_Given information_.

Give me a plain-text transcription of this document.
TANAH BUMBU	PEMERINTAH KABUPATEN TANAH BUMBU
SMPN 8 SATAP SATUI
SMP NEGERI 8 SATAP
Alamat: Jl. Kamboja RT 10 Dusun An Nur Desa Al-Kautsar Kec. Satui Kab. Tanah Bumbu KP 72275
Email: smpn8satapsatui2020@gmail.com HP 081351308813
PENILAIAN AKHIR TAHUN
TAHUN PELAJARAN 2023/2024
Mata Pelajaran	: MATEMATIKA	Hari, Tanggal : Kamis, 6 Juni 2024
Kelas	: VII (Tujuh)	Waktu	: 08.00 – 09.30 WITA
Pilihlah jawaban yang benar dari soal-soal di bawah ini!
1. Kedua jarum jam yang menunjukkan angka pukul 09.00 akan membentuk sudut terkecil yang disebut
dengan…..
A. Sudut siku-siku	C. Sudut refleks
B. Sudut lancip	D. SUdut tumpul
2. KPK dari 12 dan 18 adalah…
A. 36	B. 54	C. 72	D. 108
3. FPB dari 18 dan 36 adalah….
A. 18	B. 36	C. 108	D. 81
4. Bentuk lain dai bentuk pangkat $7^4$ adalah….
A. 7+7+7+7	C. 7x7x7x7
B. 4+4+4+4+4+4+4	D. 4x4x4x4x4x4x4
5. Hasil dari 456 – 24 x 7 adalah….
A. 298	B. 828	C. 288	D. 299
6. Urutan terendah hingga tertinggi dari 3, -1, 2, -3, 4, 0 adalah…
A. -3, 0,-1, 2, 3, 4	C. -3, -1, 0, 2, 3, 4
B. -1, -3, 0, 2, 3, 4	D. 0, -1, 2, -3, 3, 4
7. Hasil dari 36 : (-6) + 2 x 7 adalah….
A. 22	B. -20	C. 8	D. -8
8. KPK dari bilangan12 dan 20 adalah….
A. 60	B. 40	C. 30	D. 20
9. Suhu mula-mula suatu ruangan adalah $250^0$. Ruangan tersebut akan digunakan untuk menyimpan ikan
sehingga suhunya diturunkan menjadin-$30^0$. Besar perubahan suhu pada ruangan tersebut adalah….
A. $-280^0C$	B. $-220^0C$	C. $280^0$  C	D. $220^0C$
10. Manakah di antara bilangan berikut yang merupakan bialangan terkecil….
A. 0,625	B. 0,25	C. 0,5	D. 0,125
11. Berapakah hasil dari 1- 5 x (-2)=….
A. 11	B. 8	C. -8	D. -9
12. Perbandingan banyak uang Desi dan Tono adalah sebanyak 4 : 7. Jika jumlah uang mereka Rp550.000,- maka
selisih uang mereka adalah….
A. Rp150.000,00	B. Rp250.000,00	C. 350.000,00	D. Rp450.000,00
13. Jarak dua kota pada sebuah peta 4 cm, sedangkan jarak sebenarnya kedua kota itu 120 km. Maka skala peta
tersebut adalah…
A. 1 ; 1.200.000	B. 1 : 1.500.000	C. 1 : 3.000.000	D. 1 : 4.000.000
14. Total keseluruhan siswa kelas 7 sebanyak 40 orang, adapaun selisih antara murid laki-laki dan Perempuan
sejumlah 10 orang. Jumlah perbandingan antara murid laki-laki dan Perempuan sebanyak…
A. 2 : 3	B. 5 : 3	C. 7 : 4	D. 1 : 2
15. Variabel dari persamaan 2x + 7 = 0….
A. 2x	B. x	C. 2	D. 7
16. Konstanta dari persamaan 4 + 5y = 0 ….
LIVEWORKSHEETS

_Task statement_.
Copy every line that includes the string "pada" from the material above.

_Full output_.
sehingga suhunya diturunkan menjadin-$30^0$. Besar perubahan suhu pada ruangan tersebut adalah….
13. Jarak dua kota pada sebuah peta 4 cm, sedangkan jarak sebenarnya kedua kota itu 120 km. Maka skala peta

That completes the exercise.